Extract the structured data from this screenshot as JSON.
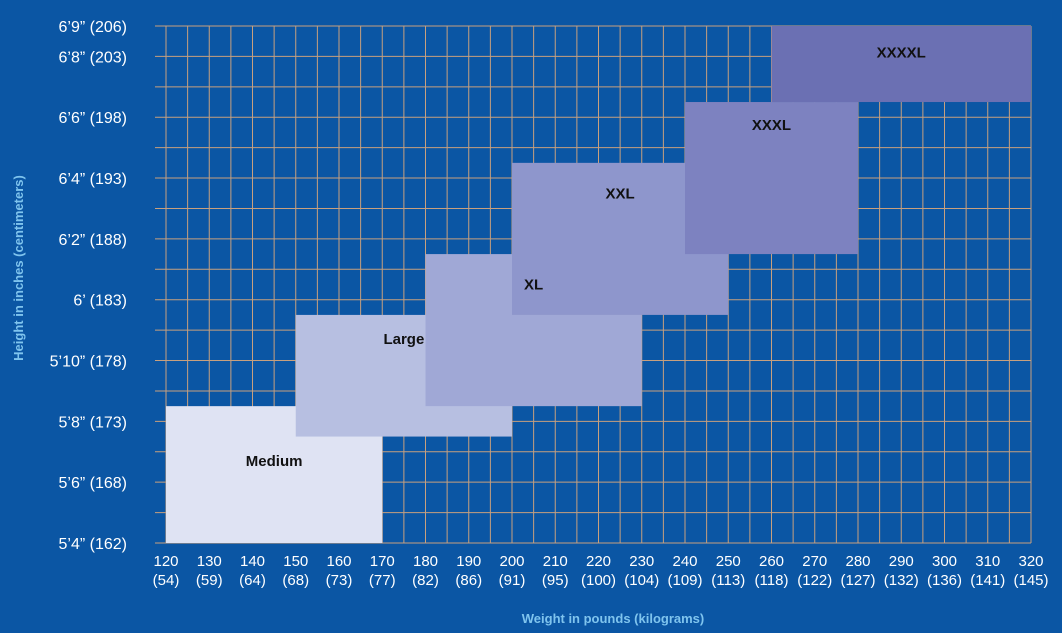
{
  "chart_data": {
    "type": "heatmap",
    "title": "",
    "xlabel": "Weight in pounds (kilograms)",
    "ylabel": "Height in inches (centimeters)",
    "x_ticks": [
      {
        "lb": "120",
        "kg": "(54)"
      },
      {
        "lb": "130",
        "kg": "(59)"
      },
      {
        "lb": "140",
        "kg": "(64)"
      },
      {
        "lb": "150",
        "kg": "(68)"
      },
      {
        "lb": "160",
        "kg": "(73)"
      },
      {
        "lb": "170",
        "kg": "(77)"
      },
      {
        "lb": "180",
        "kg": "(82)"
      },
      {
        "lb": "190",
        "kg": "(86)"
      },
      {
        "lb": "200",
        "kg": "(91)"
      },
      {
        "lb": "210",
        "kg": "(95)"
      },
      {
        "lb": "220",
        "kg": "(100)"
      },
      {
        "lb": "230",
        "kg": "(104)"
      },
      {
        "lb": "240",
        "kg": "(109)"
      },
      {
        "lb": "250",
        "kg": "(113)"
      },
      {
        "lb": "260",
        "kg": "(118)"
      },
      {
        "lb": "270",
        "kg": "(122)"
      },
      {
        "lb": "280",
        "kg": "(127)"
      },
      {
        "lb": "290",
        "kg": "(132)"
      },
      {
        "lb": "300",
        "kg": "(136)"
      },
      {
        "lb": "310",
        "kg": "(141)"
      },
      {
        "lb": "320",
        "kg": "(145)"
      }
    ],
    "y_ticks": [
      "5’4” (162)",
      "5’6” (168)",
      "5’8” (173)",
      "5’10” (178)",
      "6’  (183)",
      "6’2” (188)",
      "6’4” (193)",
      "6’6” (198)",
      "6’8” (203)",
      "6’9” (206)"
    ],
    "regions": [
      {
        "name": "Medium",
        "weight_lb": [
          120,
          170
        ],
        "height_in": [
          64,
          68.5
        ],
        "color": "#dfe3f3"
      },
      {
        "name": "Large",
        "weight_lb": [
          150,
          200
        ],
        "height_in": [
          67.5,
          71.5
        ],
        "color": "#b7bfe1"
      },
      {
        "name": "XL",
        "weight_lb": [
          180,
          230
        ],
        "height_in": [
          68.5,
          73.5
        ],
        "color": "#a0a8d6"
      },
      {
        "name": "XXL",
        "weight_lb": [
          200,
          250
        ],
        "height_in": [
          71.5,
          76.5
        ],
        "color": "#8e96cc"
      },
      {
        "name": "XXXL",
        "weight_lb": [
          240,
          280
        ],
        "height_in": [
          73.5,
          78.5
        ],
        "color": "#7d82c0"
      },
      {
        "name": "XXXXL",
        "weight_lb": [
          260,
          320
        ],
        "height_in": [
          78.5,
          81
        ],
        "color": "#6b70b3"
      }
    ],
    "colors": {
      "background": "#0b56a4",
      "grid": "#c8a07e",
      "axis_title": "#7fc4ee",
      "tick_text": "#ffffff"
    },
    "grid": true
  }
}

Goal –
All the records need to be repeated exactly, with the images dropped.

Correct response –
Extract the structured data from this screenshot as JSON.
{
  "chart_data": {
    "type": "heatmap",
    "title": "",
    "xlabel": "Weight in pounds (kilograms)",
    "ylabel": "Height in inches (centimeters)",
    "x_ticks": [
      {
        "lb": "120",
        "kg": "(54)"
      },
      {
        "lb": "130",
        "kg": "(59)"
      },
      {
        "lb": "140",
        "kg": "(64)"
      },
      {
        "lb": "150",
        "kg": "(68)"
      },
      {
        "lb": "160",
        "kg": "(73)"
      },
      {
        "lb": "170",
        "kg": "(77)"
      },
      {
        "lb": "180",
        "kg": "(82)"
      },
      {
        "lb": "190",
        "kg": "(86)"
      },
      {
        "lb": "200",
        "kg": "(91)"
      },
      {
        "lb": "210",
        "kg": "(95)"
      },
      {
        "lb": "220",
        "kg": "(100)"
      },
      {
        "lb": "230",
        "kg": "(104)"
      },
      {
        "lb": "240",
        "kg": "(109)"
      },
      {
        "lb": "250",
        "kg": "(113)"
      },
      {
        "lb": "260",
        "kg": "(118)"
      },
      {
        "lb": "270",
        "kg": "(122)"
      },
      {
        "lb": "280",
        "kg": "(127)"
      },
      {
        "lb": "290",
        "kg": "(132)"
      },
      {
        "lb": "300",
        "kg": "(136)"
      },
      {
        "lb": "310",
        "kg": "(141)"
      },
      {
        "lb": "320",
        "kg": "(145)"
      }
    ],
    "y_ticks": [
      "5’4” (162)",
      "5’6” (168)",
      "5’8” (173)",
      "5’10” (178)",
      "6’  (183)",
      "6’2” (188)",
      "6’4” (193)",
      "6’6” (198)",
      "6’8” (203)",
      "6’9” (206)"
    ],
    "regions": [
      {
        "name": "Medium",
        "weight_lb": [
          120,
          170
        ],
        "height_in": [
          64,
          68.5
        ],
        "color": "#dfe3f3"
      },
      {
        "name": "Large",
        "weight_lb": [
          150,
          200
        ],
        "height_in": [
          67.5,
          71.5
        ],
        "color": "#b7bfe1"
      },
      {
        "name": "XL",
        "weight_lb": [
          180,
          230
        ],
        "height_in": [
          68.5,
          73.5
        ],
        "color": "#a0a8d6"
      },
      {
        "name": "XXL",
        "weight_lb": [
          200,
          250
        ],
        "height_in": [
          71.5,
          76.5
        ],
        "color": "#8e96cc"
      },
      {
        "name": "XXXL",
        "weight_lb": [
          240,
          280
        ],
        "height_in": [
          73.5,
          78.5
        ],
        "color": "#7d82c0"
      },
      {
        "name": "XXXXL",
        "weight_lb": [
          260,
          320
        ],
        "height_in": [
          78.5,
          81
        ],
        "color": "#6b70b3"
      }
    ],
    "colors": {
      "background": "#0b56a4",
      "grid": "#c8a07e",
      "axis_title": "#7fc4ee",
      "tick_text": "#ffffff"
    },
    "grid": true
  }
}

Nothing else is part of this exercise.